++++ DATA FOR PROCESSING

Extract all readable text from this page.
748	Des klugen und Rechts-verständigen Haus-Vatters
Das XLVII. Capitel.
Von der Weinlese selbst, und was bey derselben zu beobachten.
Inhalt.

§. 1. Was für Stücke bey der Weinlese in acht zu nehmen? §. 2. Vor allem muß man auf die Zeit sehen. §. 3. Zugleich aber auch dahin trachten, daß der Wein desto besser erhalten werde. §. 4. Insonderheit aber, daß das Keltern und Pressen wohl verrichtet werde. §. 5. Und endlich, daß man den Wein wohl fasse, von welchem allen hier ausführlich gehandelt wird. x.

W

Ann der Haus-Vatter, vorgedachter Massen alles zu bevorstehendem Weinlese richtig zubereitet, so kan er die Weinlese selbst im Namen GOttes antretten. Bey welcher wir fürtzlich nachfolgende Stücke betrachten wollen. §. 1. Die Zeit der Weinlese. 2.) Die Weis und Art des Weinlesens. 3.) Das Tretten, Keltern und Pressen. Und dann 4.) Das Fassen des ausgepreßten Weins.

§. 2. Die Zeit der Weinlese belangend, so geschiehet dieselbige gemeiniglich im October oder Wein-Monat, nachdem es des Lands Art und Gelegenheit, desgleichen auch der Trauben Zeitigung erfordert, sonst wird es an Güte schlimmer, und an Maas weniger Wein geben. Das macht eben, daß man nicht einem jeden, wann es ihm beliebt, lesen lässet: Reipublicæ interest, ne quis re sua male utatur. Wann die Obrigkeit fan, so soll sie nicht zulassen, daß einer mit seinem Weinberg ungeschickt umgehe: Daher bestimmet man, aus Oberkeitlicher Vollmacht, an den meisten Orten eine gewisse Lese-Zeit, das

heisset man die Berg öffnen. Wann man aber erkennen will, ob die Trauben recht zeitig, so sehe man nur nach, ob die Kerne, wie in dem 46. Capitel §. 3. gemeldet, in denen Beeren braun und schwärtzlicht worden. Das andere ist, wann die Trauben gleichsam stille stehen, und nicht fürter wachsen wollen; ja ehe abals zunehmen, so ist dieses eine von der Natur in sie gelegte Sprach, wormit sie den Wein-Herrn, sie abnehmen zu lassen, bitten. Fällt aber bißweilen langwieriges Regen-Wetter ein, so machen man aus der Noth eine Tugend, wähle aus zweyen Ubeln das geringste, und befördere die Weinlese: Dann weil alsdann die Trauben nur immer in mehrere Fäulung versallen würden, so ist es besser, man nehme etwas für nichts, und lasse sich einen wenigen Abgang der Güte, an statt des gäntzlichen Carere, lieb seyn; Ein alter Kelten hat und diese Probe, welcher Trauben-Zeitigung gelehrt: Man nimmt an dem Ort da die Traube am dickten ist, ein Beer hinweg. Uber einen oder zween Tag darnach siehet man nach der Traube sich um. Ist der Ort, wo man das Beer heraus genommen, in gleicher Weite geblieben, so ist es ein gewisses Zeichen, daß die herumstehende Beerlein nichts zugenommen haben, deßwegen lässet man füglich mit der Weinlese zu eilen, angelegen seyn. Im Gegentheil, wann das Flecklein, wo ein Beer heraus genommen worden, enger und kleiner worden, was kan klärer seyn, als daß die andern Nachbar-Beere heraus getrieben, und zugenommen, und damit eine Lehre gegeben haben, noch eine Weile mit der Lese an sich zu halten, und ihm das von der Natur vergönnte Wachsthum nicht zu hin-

++++++++

WHAT IS NEEDED.
All of the entries above need to be set down again exactly.

ANSWER FOR THE TASK.
Extract all readable text from this page.
748	Des klugen und Rechts-verständigen Haus-Vatters
Das XLVII. Capitel.
Von der Weinlese selbst, und was bey derselben zu beobachten.
Inhalt.

§. 1. Was für Stücke bey der Weinlese in acht zu nehmen? §. 2. Vor allem muß man auf die Zeit sehen. §. 3. Zugleich aber auch dahin trachten, daß der Wein desto besser erhalten werde. §. 4. Insonderheit aber, daß das Keltern und Pressen wohl verrichtet werde. §. 5. Und endlich, daß man den Wein wohl fasse, von welchem allen hier ausführlich gehandelt wird. x.

W

Ann der Haus-Vatter, vorgedachter Massen alles zu bevorstehendem Weinlese richtig zubereitet, so kan er die Weinlese selbst im Namen GOttes antretten. Bey welcher wir fürtzlich nachfolgende Stücke betrachten wollen. §. 1. Die Zeit der Weinlese. 2.) Die Weis und Art des Weinlesens. 3.) Das Tretten, Keltern und Pressen. Und dann 4.) Das Fassen des ausgepreßten Weins.

§. 2. Die Zeit der Weinlese belangend, so geschiehet dieselbige gemeiniglich im October oder Wein-Monat, nachdem es des Lands Art und Gelegenheit, desgleichen auch der Trauben Zeitigung erfordert, sonst wird es an Güte schlimmer, und an Maas weniger Wein geben. Das macht eben, daß man nicht einem jeden, wann es ihm beliebt, lesen lässet: Reipublicæ interest, ne quis re sua male utatur. Wann die Obrigkeit fan, so soll sie nicht zulassen, daß einer mit seinem Weinberg ungeschickt umgehe: Daher bestimmet man, aus Oberkeitlicher Vollmacht, an den meisten Orten eine gewisse Lese-Zeit, das

heisset man die Berg öffnen. Wann man aber erkennen will, ob die Trauben recht zeitig, so sehe man nur nach, ob die Kerne, wie in dem 46. Capitel §. 3. gemeldet, in denen Beeren braun und schwärtzlicht worden. Das andere ist, wann die Trauben gleichsam stille stehen, und nicht fürter wachsen wollen; ja ehe abals zunehmen, so ist dieses eine von der Natur in sie gelegte Sprach, wormit sie den Wein-Herrn, sie abnehmen zu lassen, bitten. Fällt aber bißweilen langwieriges Regen-Wetter ein, so machen man aus der Noth eine Tugend, wähle aus zweyen Ubeln das geringste, und befördere die Weinlese: Dann weil alsdann die Trauben nur immer in mehrere Fäulung versallen würden, so ist es besser, man nehme etwas für nichts, und lasse sich einen wenigen Abgang der Güte, an statt des gäntzlichen Carere, lieb seyn; Ein alter Kelten hat und diese Probe, welcher Trauben-Zeitigung gelehrt: Man nimmt an dem Ort da die Traube am dickten ist, ein Beer hinweg. Uber einen oder zween Tag darnach siehet man nach der Traube sich um. Ist der Ort, wo man das Beer heraus genommen, in gleicher Weite geblieben, so ist es ein gewisses Zeichen, daß die herumstehende Beerlein nichts zugenommen haben, deßwegen lässet man füglich mit der Weinlese zu eilen, angelegen seyn. Im Gegentheil, wann das Flecklein, wo ein Beer heraus genommen worden, enger und kleiner worden, was kan klärer seyn, als daß die andern Nachbar-Beere heraus getrieben, und zugenommen, und damit eine Lehre gegeben haben, noch eine Weile mit der Lese an sich zu halten, und ihm das von der Natur vergönnte Wachsthum nicht zu hin-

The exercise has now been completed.